Report every line from the material that contains the word "screenshot".
········
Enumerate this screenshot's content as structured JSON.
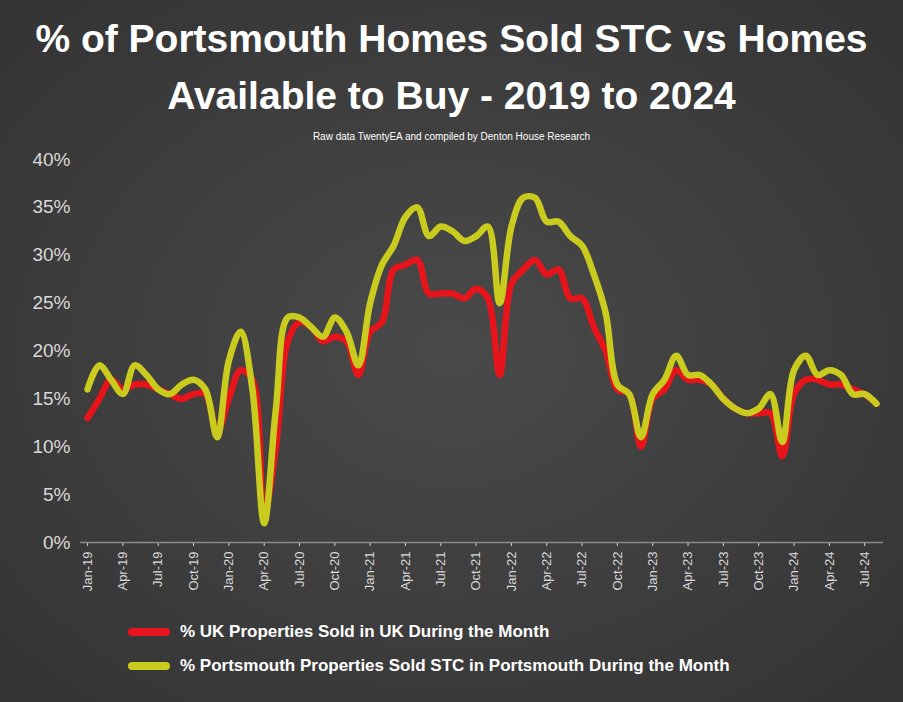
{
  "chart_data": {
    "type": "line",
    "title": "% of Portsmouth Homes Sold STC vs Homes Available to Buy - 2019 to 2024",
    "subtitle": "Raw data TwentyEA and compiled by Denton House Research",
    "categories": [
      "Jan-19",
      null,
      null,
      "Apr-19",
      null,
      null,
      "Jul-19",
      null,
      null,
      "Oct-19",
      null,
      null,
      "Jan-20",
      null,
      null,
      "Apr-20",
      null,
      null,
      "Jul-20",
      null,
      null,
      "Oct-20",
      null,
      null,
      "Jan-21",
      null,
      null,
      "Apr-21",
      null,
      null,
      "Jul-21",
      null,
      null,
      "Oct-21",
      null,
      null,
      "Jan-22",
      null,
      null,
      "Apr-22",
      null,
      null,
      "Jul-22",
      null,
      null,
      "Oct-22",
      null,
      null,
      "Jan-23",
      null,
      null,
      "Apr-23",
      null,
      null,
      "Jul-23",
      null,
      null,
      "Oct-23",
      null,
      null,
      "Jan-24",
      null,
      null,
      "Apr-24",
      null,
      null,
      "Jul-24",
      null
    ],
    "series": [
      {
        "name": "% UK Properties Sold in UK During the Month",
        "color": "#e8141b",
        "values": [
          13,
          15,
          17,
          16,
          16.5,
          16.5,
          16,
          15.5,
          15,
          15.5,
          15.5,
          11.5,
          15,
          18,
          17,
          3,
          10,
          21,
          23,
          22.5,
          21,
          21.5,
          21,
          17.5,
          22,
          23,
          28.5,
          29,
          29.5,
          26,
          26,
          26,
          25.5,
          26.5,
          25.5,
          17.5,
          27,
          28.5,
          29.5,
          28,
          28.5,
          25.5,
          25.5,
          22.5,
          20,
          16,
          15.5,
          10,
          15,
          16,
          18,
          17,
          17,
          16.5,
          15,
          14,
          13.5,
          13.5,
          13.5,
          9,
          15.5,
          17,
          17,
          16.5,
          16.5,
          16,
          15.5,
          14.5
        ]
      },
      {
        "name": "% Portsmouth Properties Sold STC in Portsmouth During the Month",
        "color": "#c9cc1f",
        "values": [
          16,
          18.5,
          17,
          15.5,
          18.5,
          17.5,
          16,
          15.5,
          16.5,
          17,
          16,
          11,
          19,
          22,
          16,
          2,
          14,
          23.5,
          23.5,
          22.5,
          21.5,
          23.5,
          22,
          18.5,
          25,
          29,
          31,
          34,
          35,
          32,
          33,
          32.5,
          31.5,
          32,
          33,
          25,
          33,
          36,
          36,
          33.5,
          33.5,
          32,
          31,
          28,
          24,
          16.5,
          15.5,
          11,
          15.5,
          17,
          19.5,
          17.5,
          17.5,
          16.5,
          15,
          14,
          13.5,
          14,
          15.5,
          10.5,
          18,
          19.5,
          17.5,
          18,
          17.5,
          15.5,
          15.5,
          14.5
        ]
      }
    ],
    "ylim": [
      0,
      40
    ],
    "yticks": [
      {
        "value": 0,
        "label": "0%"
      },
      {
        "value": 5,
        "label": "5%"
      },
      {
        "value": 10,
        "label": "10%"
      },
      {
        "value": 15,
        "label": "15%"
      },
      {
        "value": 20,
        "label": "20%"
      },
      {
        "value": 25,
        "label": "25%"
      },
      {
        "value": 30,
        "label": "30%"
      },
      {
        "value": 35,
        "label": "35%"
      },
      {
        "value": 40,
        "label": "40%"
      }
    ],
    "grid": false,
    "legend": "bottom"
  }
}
········
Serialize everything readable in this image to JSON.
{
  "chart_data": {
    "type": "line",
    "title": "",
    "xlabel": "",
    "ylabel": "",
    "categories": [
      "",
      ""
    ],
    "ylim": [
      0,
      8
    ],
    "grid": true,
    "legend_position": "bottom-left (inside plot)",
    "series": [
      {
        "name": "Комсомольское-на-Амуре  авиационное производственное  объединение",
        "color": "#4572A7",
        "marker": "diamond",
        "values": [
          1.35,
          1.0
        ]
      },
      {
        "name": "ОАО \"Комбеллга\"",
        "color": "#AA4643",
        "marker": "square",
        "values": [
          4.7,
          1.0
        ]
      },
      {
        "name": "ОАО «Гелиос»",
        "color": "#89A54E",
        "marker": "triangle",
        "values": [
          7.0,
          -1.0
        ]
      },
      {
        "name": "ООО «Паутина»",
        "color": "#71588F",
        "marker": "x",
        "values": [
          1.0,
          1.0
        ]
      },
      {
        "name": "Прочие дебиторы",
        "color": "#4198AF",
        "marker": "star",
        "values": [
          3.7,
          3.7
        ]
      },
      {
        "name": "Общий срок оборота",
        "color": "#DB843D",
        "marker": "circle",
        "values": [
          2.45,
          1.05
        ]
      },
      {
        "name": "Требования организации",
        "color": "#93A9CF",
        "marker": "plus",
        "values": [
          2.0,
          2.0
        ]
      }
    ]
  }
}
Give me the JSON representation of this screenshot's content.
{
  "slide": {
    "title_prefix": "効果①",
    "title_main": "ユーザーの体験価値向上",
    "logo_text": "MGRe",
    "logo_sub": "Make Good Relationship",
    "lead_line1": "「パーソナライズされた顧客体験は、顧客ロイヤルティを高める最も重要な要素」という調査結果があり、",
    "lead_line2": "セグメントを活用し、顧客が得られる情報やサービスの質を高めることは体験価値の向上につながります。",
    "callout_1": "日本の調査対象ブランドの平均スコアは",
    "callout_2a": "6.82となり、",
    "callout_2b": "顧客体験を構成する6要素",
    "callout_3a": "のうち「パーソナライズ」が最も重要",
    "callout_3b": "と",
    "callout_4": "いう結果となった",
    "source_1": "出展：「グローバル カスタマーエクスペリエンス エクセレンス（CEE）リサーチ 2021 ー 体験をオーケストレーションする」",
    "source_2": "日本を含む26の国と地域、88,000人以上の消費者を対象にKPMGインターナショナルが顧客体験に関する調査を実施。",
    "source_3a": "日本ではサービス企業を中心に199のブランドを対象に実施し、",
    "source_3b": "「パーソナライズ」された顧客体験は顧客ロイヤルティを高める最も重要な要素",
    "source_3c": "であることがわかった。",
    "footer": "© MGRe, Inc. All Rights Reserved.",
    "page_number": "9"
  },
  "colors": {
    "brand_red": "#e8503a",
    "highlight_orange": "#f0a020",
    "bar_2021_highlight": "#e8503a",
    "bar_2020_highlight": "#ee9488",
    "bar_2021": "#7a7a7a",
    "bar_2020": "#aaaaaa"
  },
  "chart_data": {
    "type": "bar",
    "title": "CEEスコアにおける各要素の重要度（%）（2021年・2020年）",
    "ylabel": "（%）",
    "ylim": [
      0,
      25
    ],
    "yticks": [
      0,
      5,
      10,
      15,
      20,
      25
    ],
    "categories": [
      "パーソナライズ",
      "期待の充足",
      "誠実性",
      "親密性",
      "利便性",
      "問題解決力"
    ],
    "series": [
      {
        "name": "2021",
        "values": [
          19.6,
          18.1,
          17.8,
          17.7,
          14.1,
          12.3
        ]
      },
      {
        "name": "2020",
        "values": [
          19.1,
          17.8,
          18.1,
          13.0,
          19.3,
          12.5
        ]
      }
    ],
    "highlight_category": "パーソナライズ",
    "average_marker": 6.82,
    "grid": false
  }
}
········
→ **Solution**
Enumerate this screenshot's content as structured JSON.
Give me the JSON representation of this screenshot's content.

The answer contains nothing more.